---------- RECORDS

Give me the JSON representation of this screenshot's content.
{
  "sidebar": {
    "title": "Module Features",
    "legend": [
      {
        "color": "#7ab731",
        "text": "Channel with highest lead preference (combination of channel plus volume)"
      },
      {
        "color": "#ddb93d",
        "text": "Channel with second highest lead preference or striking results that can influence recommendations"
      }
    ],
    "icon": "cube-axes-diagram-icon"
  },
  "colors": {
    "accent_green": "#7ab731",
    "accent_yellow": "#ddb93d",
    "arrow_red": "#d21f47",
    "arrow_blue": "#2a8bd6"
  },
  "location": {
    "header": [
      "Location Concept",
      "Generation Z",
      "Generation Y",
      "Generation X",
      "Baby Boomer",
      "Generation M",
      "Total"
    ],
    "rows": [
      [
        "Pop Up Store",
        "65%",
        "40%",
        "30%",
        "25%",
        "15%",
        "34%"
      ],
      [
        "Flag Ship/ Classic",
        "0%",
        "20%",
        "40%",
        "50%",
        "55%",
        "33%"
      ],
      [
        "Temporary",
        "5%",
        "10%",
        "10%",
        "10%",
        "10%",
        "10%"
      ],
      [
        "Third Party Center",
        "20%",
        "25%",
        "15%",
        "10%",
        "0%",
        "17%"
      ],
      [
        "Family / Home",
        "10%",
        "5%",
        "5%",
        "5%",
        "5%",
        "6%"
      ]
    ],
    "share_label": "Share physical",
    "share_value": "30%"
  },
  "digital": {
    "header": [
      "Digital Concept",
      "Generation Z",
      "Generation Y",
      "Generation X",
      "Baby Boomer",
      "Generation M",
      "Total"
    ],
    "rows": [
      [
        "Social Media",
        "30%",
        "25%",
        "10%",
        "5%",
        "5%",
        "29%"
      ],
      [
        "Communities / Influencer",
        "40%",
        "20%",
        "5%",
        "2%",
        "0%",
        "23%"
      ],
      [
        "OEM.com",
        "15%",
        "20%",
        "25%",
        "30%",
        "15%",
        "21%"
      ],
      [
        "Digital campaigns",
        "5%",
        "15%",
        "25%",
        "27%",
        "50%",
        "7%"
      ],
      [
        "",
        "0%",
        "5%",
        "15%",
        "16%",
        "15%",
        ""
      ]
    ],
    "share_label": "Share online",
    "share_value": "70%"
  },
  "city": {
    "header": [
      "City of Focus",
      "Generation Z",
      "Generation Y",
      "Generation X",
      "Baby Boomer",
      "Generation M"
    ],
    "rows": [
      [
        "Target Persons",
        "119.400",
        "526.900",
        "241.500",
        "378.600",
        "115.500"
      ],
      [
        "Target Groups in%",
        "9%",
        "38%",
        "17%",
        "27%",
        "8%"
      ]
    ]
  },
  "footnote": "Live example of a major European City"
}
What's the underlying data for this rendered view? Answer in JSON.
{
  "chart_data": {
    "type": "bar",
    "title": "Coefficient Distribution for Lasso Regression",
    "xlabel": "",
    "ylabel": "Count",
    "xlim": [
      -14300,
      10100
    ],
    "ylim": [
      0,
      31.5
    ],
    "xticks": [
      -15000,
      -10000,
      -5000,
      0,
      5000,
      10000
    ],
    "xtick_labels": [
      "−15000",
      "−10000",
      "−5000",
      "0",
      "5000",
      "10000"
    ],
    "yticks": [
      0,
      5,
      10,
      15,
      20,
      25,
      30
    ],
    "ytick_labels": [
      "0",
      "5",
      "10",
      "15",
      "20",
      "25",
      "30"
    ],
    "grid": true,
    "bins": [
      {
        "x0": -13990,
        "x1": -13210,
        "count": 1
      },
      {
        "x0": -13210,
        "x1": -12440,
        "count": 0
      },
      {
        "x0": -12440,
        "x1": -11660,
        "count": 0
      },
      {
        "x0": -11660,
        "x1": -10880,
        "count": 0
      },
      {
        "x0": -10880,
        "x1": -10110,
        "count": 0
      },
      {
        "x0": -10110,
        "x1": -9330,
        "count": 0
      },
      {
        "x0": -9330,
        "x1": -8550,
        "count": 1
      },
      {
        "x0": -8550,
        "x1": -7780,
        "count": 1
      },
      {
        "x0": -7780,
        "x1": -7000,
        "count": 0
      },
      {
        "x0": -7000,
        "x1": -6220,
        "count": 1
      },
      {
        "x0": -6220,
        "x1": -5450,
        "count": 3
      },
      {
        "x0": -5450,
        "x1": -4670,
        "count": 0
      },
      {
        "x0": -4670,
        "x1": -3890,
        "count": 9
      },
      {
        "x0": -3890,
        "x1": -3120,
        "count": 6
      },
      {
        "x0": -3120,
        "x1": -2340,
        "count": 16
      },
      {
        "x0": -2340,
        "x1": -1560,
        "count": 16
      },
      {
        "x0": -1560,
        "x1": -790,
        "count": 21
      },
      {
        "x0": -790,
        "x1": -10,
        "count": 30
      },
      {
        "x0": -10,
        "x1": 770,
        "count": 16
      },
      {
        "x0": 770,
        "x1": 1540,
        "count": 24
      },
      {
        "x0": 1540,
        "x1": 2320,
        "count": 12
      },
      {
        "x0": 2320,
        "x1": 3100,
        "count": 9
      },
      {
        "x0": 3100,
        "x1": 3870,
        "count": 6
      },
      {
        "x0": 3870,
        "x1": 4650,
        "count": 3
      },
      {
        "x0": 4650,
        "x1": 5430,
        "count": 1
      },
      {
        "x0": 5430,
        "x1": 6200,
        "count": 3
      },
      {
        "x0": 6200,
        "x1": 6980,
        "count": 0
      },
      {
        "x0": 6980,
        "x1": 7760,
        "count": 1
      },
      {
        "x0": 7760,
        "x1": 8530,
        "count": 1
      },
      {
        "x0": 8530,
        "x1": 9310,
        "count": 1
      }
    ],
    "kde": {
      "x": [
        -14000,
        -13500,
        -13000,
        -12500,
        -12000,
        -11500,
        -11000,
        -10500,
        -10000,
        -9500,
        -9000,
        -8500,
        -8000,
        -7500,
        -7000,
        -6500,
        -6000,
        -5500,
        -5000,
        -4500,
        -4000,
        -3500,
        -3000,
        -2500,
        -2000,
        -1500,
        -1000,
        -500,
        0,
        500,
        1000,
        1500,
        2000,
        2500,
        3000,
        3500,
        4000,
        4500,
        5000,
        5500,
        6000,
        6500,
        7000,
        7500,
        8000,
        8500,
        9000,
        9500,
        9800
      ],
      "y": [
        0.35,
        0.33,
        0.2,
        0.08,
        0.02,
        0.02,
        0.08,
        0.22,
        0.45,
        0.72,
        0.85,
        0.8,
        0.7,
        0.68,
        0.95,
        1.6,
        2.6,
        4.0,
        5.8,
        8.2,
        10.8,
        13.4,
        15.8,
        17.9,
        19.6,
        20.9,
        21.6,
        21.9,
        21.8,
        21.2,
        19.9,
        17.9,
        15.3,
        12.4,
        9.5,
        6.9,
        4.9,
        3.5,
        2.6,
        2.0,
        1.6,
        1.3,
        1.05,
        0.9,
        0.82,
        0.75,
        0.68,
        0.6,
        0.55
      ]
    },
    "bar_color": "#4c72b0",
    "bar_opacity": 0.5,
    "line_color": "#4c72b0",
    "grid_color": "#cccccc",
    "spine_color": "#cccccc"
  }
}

--------------------

Copy every single line of the material above that holds "with".

* FINAL RESULT:
        "text": "Channel with highest lead preference (combination of channel plus volume)"
        "text": "Channel with second highest lead preference or striking results that can influence recommendations"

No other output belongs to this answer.